▶ **ЗАДАНИЕ**: Перепечатайте целиком и без единого изменения текст о брежневщине как «сталинщине на свободе».

▶ **ИСХОДНЫЙ ТЕКСТ**:
>>>>
В сущности, брежневщина была самореализацией сталинщины, «сталинщиной на свободе». Сталинские соколы и те, кого они подобрали, без оглядки на сталинскую плетку реализовали те качества, за которые их когда-то выдвинул Сталин. Прежде всего естественный и (чаще) воспитанный аморализм. Начинался он хотя бы с того, что выдвиженцы обязаны были играть активную политическую и идеологическую роль, хотя подбирались они из людей к этим материям безразличных. Безразличие это само по себе не аморально, но при согласии играть такую роль — а речь идет о государстве, являющемся по форме идеологической диктатурой, — положение меняется. Они становятся не только аморальны, но и опасны, ибо начинают контролировать то, в чем другие понимают больше, чем они. На том основании, что они больше преданы товарищу Сталину и лучше понимают его волю, а это и есть критерий всего. На их глазах и при их участии мучают и убивают, но мысль, что и при великом Сталине человек все равно должен иметь принципы и отвечать за свои слова и поступки, показалась бы такому человеку кощунственной, он об этом просто не догадывается. Ему удобно не догадываться, он привык к такой системе ценностей и при ней значим. Так и получается — сначала не догадывается, а потом привыкает. А потом любой ценой защищает добытые при этой недогадливости привилегии. И саму недогадливость как их основу и высшую человеческую ценность.
<<<<
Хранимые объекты
>>>>
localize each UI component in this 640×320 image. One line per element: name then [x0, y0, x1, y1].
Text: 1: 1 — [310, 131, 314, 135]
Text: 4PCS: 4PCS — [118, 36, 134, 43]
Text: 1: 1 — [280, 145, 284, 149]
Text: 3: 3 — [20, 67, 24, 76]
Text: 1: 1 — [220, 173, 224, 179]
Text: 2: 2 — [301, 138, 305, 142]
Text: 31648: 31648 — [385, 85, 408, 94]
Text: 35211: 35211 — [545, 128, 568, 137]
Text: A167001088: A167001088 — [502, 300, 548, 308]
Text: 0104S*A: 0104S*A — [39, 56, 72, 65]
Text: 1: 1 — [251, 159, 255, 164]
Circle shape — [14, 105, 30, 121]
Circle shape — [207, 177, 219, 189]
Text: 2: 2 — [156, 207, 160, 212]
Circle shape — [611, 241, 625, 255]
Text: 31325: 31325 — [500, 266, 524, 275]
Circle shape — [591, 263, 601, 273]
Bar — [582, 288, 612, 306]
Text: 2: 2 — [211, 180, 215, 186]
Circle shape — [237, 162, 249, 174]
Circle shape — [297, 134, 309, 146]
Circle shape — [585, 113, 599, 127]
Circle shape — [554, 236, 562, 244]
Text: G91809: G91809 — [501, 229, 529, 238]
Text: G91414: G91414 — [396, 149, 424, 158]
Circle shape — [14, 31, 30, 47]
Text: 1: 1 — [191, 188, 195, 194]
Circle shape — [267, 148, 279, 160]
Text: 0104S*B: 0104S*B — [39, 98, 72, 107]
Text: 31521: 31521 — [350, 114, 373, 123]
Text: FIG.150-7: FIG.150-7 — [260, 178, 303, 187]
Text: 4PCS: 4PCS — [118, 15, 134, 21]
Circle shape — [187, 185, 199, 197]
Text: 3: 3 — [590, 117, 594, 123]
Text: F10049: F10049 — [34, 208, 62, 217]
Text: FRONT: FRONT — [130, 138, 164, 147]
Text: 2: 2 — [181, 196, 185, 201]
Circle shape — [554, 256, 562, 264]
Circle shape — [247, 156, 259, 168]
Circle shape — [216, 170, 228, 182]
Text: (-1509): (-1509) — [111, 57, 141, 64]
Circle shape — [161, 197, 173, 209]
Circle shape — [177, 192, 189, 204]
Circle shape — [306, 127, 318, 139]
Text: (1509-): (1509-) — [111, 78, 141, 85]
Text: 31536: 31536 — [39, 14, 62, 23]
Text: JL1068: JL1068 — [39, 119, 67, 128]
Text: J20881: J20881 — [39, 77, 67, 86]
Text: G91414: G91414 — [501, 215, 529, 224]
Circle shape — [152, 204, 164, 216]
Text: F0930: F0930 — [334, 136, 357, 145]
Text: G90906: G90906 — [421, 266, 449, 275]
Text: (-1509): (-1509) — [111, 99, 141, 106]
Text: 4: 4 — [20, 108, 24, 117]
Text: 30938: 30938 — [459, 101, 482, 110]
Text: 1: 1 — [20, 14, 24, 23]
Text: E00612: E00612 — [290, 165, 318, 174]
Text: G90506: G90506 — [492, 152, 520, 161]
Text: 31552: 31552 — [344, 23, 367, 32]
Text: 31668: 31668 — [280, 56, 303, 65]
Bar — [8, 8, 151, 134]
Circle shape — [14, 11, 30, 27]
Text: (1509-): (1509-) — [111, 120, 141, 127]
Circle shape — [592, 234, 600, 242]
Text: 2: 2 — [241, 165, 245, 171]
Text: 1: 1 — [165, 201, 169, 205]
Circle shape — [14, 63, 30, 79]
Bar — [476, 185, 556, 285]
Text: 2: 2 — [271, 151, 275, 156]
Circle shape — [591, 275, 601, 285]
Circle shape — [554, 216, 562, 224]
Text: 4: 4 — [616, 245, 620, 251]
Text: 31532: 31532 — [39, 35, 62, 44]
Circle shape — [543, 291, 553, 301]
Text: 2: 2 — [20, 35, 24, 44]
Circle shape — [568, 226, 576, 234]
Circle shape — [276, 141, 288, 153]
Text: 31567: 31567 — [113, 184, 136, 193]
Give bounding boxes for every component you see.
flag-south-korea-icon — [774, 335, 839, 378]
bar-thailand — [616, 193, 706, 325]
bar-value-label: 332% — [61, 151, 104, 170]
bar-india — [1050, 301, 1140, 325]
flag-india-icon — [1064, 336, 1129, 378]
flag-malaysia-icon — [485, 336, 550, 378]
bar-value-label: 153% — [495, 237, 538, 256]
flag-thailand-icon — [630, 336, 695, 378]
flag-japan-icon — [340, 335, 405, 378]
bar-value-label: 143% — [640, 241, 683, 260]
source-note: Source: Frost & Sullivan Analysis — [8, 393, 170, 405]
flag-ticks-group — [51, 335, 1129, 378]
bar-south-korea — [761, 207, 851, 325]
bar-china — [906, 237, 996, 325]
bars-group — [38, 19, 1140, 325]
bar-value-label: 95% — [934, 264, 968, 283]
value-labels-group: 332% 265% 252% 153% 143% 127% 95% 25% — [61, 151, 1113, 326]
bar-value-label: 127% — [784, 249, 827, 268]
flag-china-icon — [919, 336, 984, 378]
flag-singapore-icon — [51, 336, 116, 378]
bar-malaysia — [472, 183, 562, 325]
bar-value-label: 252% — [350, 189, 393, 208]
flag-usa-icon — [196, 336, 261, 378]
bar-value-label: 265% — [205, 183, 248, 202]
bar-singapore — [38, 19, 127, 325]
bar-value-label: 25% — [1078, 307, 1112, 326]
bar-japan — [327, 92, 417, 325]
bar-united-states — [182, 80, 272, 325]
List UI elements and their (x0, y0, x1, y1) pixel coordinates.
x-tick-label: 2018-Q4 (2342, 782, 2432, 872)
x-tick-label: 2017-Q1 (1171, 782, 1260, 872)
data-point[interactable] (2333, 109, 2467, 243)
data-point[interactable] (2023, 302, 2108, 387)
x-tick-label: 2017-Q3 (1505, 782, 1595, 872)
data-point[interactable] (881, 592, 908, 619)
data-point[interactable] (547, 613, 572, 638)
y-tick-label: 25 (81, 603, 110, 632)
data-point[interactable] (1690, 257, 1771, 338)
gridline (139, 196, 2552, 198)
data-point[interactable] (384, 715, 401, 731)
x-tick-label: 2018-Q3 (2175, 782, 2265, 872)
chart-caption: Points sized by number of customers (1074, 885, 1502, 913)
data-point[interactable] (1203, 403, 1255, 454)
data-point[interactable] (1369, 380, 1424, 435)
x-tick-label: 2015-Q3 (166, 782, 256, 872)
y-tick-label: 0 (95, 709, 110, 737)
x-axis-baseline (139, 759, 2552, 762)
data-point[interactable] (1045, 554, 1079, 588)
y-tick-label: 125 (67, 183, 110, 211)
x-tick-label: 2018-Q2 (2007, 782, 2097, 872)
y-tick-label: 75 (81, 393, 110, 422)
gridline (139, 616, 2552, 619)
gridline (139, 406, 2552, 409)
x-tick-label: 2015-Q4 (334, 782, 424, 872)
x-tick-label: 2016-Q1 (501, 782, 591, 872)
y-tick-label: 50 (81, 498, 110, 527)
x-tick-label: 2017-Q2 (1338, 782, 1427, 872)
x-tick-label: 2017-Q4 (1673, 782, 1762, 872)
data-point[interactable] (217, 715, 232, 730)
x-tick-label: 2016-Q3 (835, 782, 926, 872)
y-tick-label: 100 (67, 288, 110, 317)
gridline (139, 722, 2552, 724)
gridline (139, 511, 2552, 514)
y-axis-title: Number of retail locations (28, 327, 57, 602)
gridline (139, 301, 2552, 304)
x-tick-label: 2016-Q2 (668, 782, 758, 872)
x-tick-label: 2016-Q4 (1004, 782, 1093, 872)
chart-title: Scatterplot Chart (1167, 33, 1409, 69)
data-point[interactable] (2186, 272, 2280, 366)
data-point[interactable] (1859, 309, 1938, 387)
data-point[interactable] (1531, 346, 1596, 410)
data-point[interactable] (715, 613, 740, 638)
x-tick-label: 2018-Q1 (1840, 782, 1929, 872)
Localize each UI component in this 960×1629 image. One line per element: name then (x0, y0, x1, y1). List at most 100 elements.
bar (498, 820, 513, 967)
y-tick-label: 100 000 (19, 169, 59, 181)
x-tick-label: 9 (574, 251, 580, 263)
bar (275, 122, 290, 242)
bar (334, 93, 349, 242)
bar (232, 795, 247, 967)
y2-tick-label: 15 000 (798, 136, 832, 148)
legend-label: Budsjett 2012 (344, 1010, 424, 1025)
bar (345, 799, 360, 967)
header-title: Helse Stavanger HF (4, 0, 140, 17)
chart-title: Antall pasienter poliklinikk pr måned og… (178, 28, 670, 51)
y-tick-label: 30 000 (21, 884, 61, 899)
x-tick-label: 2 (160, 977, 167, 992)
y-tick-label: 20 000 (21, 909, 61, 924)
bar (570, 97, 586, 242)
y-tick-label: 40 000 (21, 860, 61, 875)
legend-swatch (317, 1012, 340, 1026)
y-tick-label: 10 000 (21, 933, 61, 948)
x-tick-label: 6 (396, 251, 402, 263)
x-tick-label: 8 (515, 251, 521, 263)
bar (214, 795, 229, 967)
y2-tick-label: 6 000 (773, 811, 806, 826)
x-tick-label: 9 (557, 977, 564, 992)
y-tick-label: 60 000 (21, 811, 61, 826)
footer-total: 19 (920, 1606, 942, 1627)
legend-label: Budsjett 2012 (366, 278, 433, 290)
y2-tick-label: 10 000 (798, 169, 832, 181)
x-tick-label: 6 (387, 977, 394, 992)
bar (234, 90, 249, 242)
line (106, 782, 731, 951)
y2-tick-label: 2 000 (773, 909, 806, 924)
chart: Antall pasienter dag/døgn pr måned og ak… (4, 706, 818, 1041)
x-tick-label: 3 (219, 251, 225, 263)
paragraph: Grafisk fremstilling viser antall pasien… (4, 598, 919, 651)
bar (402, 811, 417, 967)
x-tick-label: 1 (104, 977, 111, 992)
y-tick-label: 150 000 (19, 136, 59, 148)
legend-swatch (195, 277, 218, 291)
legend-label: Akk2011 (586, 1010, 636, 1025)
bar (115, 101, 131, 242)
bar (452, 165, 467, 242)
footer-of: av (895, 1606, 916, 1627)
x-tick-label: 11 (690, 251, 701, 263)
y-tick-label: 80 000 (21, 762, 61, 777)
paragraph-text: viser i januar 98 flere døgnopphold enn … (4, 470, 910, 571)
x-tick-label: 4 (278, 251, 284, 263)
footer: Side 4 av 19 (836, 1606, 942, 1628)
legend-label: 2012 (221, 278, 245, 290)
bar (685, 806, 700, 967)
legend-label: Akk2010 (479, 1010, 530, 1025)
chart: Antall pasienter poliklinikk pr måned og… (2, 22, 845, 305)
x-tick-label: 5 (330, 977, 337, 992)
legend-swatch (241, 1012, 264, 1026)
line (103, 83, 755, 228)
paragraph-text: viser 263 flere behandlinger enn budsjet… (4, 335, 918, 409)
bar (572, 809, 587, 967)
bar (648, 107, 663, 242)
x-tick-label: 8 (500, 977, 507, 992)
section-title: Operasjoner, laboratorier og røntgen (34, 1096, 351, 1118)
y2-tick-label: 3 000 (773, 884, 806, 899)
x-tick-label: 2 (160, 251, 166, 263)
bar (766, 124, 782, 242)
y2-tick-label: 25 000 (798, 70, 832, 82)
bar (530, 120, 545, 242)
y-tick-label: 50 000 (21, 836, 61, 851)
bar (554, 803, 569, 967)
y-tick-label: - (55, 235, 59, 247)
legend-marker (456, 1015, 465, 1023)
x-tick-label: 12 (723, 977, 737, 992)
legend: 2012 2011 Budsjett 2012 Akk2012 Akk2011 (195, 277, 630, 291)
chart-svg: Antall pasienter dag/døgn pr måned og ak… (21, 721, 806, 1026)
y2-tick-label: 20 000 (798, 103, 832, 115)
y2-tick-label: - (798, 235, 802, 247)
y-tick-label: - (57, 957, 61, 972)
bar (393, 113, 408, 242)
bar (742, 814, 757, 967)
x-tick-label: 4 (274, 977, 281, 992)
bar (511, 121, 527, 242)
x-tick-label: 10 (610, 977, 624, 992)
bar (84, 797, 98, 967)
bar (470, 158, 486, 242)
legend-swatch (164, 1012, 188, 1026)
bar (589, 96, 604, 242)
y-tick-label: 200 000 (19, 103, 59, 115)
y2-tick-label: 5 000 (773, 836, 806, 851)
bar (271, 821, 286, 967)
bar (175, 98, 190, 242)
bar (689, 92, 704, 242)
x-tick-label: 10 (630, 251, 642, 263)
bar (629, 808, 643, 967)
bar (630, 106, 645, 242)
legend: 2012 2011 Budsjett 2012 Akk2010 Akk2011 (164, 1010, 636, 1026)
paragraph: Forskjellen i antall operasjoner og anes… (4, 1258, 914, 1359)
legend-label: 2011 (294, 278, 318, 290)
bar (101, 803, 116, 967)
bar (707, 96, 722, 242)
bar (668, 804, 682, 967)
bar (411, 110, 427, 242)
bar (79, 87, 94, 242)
<<<<
▶ **РЕЗУЛЬТАТ**:
В сущности, брежневщина была самореализацией сталинщины, «сталинщиной на свободе». Сталинские соколы и те, кого они подобрали, без оглядки на сталинскую плетку реализовали те качества, за которые их когда-то выдвинул Сталин. Прежде всего естественный и (чаще) воспитанный аморализм. Начинался он хотя бы с того, что выдвиженцы обязаны были играть активную политическую и идеологическую роль, хотя подбирались они из людей к этим материям безразличных. Безразличие это само по себе не аморально, но при согласии играть такую роль — а речь идет о государстве, являющемся по форме идеологической диктатурой, — положение меняется. Они становятся не только аморальны, но и опасны, ибо начинают контролировать то, в чем другие понимают больше, чем они. На том основании, что они больше преданы товарищу Сталину и лучше понимают его волю, а это и есть критерий всего. На их глазах и при их участии мучают и убивают, но мысль, что и при великом Сталине человек все равно должен иметь принципы и отвечать за свои слова и поступки, показалась бы такому человеку кощунственной, он об этом просто не догадывается. Ему удобно не догадываться, он привык к такой системе ценностей и при ней значим. Так и получается — сначала не догадывается, а потом привыкает. А потом любой ценой защищает добытые при этой недогадливости привилегии. И саму недогадливость как их основу и высшую человеческую ценность.